EXTRACTED DATA:

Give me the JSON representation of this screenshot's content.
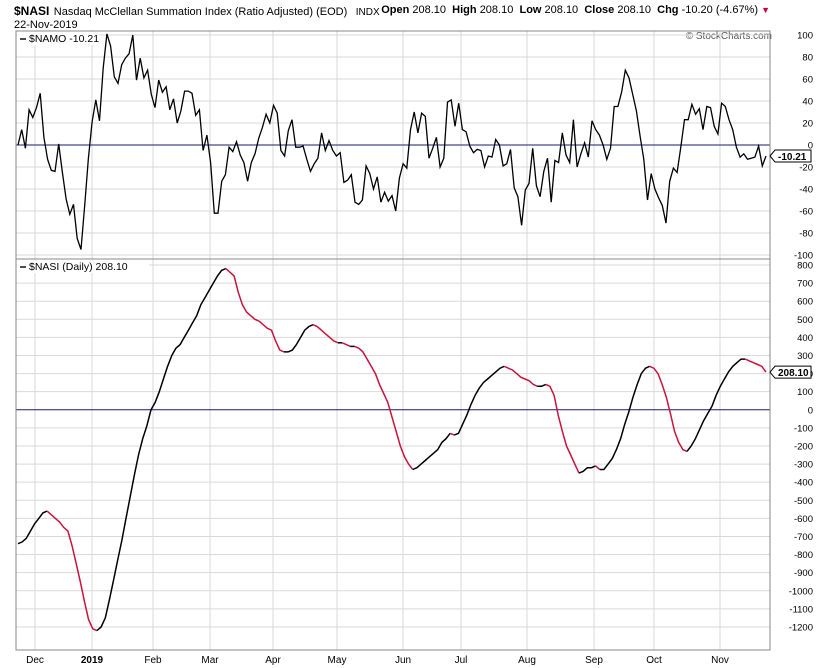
{
  "header": {
    "symbol": "$NASI",
    "name": "Nasdaq McClellan Summation Index (Ratio Adjusted) (EOD)",
    "exchange": "INDX",
    "date": "22-Nov-2019",
    "open_label": "Open",
    "open": "208.10",
    "high_label": "High",
    "high": "208.10",
    "low_label": "Low",
    "low": "208.10",
    "close_label": "Close",
    "close": "208.10",
    "chg_label": "Chg",
    "chg": "-10.20 (-4.67%)",
    "credit": "© StockCharts.com"
  },
  "colors": {
    "up": "#000000",
    "down": "#c8143c",
    "zero_line": "#1a1a6e",
    "grid": "#d9d9d9"
  },
  "chart_data": [
    {
      "type": "line",
      "title": "$NAMO -10.21",
      "series": [
        {
          "name": "$NAMO",
          "values": [
            0,
            14,
            -3,
            32,
            25,
            34,
            47,
            7,
            -13,
            -23,
            -24,
            1,
            -25,
            -49,
            -63,
            -54,
            -85,
            -95,
            -55,
            -12,
            21,
            41,
            22,
            70,
            101,
            90,
            62,
            56,
            73,
            79,
            83,
            100,
            59,
            79,
            61,
            68,
            46,
            34,
            59,
            48,
            53,
            32,
            42,
            20,
            31,
            49,
            49,
            47,
            27,
            32,
            -5,
            9,
            -16,
            -62,
            -62,
            -33,
            -27,
            -2,
            -6,
            3,
            -9,
            -16,
            -33,
            -16,
            -8,
            6,
            16,
            28,
            20,
            36,
            29,
            -5,
            -10,
            13,
            23,
            -2,
            -2,
            -1,
            -13,
            -24,
            -17,
            -12,
            11,
            -5,
            4,
            -5,
            -10,
            -7,
            -34,
            -32,
            -27,
            -52,
            -54,
            -50,
            -19,
            -26,
            -40,
            -29,
            -52,
            -43,
            -51,
            -46,
            -60,
            -30,
            -17,
            -21,
            14,
            30,
            11,
            29,
            26,
            -12,
            -3,
            7,
            -20,
            -12,
            39,
            41,
            17,
            38,
            14,
            12,
            -1,
            -7,
            -4,
            -5,
            -20,
            -10,
            -11,
            5,
            0,
            -19,
            -17,
            -4,
            -39,
            -47,
            -73,
            -41,
            -35,
            -3,
            -37,
            -47,
            -24,
            -12,
            -52,
            -14,
            -16,
            11,
            -9,
            -16,
            23,
            -20,
            -8,
            2,
            -11,
            22,
            14,
            9,
            0,
            -13,
            -3,
            35,
            35,
            48,
            68,
            61,
            46,
            31,
            8,
            -13,
            -50,
            -26,
            -40,
            -48,
            -55,
            -71,
            -33,
            -21,
            -25,
            -2,
            23,
            23,
            37,
            28,
            33,
            14,
            35,
            34,
            17,
            10,
            38,
            35,
            23,
            14,
            -2,
            -11,
            -8,
            -13,
            -12,
            -11,
            -1,
            -19,
            -10
          ]
        }
      ],
      "ylim": [
        -100,
        100
      ],
      "yticks": [
        100,
        80,
        60,
        40,
        20,
        0,
        -20,
        -40,
        -60,
        -80,
        -100
      ],
      "last_value_label": "-10.21"
    },
    {
      "type": "line",
      "title": "$NASI (Daily) 208.10",
      "series": [
        {
          "name": "$NASI",
          "values": [
            -740,
            -730,
            -710,
            -670,
            -630,
            -600,
            -570,
            -560,
            -580,
            -600,
            -620,
            -650,
            -670,
            -750,
            -850,
            -950,
            -1060,
            -1160,
            -1210,
            -1220,
            -1200,
            -1150,
            -1050,
            -940,
            -830,
            -720,
            -600,
            -480,
            -360,
            -250,
            -160,
            -90,
            0,
            40,
            100,
            170,
            240,
            300,
            340,
            360,
            400,
            440,
            480,
            520,
            580,
            620,
            660,
            700,
            740,
            770,
            780,
            760,
            740,
            650,
            580,
            540,
            520,
            500,
            490,
            470,
            450,
            440,
            380,
            330,
            320,
            320,
            330,
            360,
            400,
            440,
            460,
            470,
            460,
            440,
            420,
            400,
            380,
            370,
            370,
            360,
            350,
            350,
            340,
            320,
            280,
            240,
            200,
            140,
            90,
            40,
            -40,
            -120,
            -200,
            -260,
            -300,
            -330,
            -320,
            -300,
            -280,
            -260,
            -240,
            -220,
            -180,
            -160,
            -130,
            -140,
            -130,
            -80,
            -30,
            30,
            80,
            120,
            150,
            170,
            190,
            210,
            230,
            240,
            230,
            220,
            200,
            180,
            170,
            160,
            140,
            130,
            130,
            140,
            130,
            80,
            -30,
            -120,
            -200,
            -250,
            -300,
            -350,
            -340,
            -320,
            -320,
            -310,
            -330,
            -330,
            -300,
            -270,
            -220,
            -160,
            -80,
            -10,
            70,
            140,
            200,
            230,
            240,
            230,
            200,
            140,
            70,
            -20,
            -120,
            -180,
            -220,
            -230,
            -200,
            -160,
            -110,
            -60,
            -20,
            20,
            80,
            130,
            170,
            210,
            240,
            260,
            280,
            280,
            270,
            260,
            250,
            240,
            208
          ]
        }
      ],
      "ylim": [
        -1250,
        800
      ],
      "yticks": [
        800,
        700,
        600,
        500,
        400,
        300,
        200,
        100,
        0,
        -100,
        -200,
        -300,
        -400,
        -500,
        -600,
        -700,
        -800,
        -900,
        -1000,
        -1100,
        -1200
      ],
      "last_value_label": "208.10"
    }
  ],
  "x_axis": {
    "labels": [
      "Dec",
      "2019",
      "Feb",
      "Mar",
      "Apr",
      "May",
      "Jun",
      "Jul",
      "Aug",
      "Sep",
      "Oct",
      "Nov"
    ]
  }
}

PROBLEM DESCRIPTION:
Retype every entry verbatim and exclude the pictures from the copy.

WORKED ANSWER:
Give me the JSON representation of this screenshot's content.
{
  "header": {
    "symbol": "$NASI",
    "name": "Nasdaq McClellan Summation Index (Ratio Adjusted) (EOD)",
    "exchange": "INDX",
    "date": "22-Nov-2019",
    "open_label": "Open",
    "open": "208.10",
    "high_label": "High",
    "high": "208.10",
    "low_label": "Low",
    "low": "208.10",
    "close_label": "Close",
    "close": "208.10",
    "chg_label": "Chg",
    "chg": "-10.20 (-4.67%)",
    "credit": "© StockCharts.com"
  },
  "colors": {
    "up": "#000000",
    "down": "#c8143c",
    "zero_line": "#1a1a6e",
    "grid": "#d9d9d9"
  },
  "chart_data": [
    {
      "type": "line",
      "title": "$NAMO -10.21",
      "series": [
        {
          "name": "$NAMO",
          "values": [
            0,
            14,
            -3,
            32,
            25,
            34,
            47,
            7,
            -13,
            -23,
            -24,
            1,
            -25,
            -49,
            -63,
            -54,
            -85,
            -95,
            -55,
            -12,
            21,
            41,
            22,
            70,
            101,
            90,
            62,
            56,
            73,
            79,
            83,
            100,
            59,
            79,
            61,
            68,
            46,
            34,
            59,
            48,
            53,
            32,
            42,
            20,
            31,
            49,
            49,
            47,
            27,
            32,
            -5,
            9,
            -16,
            -62,
            -62,
            -33,
            -27,
            -2,
            -6,
            3,
            -9,
            -16,
            -33,
            -16,
            -8,
            6,
            16,
            28,
            20,
            36,
            29,
            -5,
            -10,
            13,
            23,
            -2,
            -2,
            -1,
            -13,
            -24,
            -17,
            -12,
            11,
            -5,
            4,
            -5,
            -10,
            -7,
            -34,
            -32,
            -27,
            -52,
            -54,
            -50,
            -19,
            -26,
            -40,
            -29,
            -52,
            -43,
            -51,
            -46,
            -60,
            -30,
            -17,
            -21,
            14,
            30,
            11,
            29,
            26,
            -12,
            -3,
            7,
            -20,
            -12,
            39,
            41,
            17,
            38,
            14,
            12,
            -1,
            -7,
            -4,
            -5,
            -20,
            -10,
            -11,
            5,
            0,
            -19,
            -17,
            -4,
            -39,
            -47,
            -73,
            -41,
            -35,
            -3,
            -37,
            -47,
            -24,
            -12,
            -52,
            -14,
            -16,
            11,
            -9,
            -16,
            23,
            -20,
            -8,
            2,
            -11,
            22,
            14,
            9,
            0,
            -13,
            -3,
            35,
            35,
            48,
            68,
            61,
            46,
            31,
            8,
            -13,
            -50,
            -26,
            -40,
            -48,
            -55,
            -71,
            -33,
            -21,
            -25,
            -2,
            23,
            23,
            37,
            28,
            33,
            14,
            35,
            34,
            17,
            10,
            38,
            35,
            23,
            14,
            -2,
            -11,
            -8,
            -13,
            -12,
            -11,
            -1,
            -19,
            -10
          ]
        }
      ],
      "ylim": [
        -100,
        100
      ],
      "yticks": [
        100,
        80,
        60,
        40,
        20,
        0,
        -20,
        -40,
        -60,
        -80,
        -100
      ],
      "last_value_label": "-10.21"
    },
    {
      "type": "line",
      "title": "$NASI (Daily) 208.10",
      "series": [
        {
          "name": "$NASI",
          "values": [
            -740,
            -730,
            -710,
            -670,
            -630,
            -600,
            -570,
            -560,
            -580,
            -600,
            -620,
            -650,
            -670,
            -750,
            -850,
            -950,
            -1060,
            -1160,
            -1210,
            -1220,
            -1200,
            -1150,
            -1050,
            -940,
            -830,
            -720,
            -600,
            -480,
            -360,
            -250,
            -160,
            -90,
            0,
            40,
            100,
            170,
            240,
            300,
            340,
            360,
            400,
            440,
            480,
            520,
            580,
            620,
            660,
            700,
            740,
            770,
            780,
            760,
            740,
            650,
            580,
            540,
            520,
            500,
            490,
            470,
            450,
            440,
            380,
            330,
            320,
            320,
            330,
            360,
            400,
            440,
            460,
            470,
            460,
            440,
            420,
            400,
            380,
            370,
            370,
            360,
            350,
            350,
            340,
            320,
            280,
            240,
            200,
            140,
            90,
            40,
            -40,
            -120,
            -200,
            -260,
            -300,
            -330,
            -320,
            -300,
            -280,
            -260,
            -240,
            -220,
            -180,
            -160,
            -130,
            -140,
            -130,
            -80,
            -30,
            30,
            80,
            120,
            150,
            170,
            190,
            210,
            230,
            240,
            230,
            220,
            200,
            180,
            170,
            160,
            140,
            130,
            130,
            140,
            130,
            80,
            -30,
            -120,
            -200,
            -250,
            -300,
            -350,
            -340,
            -320,
            -320,
            -310,
            -330,
            -330,
            -300,
            -270,
            -220,
            -160,
            -80,
            -10,
            70,
            140,
            200,
            230,
            240,
            230,
            200,
            140,
            70,
            -20,
            -120,
            -180,
            -220,
            -230,
            -200,
            -160,
            -110,
            -60,
            -20,
            20,
            80,
            130,
            170,
            210,
            240,
            260,
            280,
            280,
            270,
            260,
            250,
            240,
            208
          ]
        }
      ],
      "ylim": [
        -1250,
        800
      ],
      "yticks": [
        800,
        700,
        600,
        500,
        400,
        300,
        200,
        100,
        0,
        -100,
        -200,
        -300,
        -400,
        -500,
        -600,
        -700,
        -800,
        -900,
        -1000,
        -1100,
        -1200
      ],
      "last_value_label": "208.10"
    }
  ],
  "x_axis": {
    "labels": [
      "Dec",
      "2019",
      "Feb",
      "Mar",
      "Apr",
      "May",
      "Jun",
      "Jul",
      "Aug",
      "Sep",
      "Oct",
      "Nov"
    ]
  }
}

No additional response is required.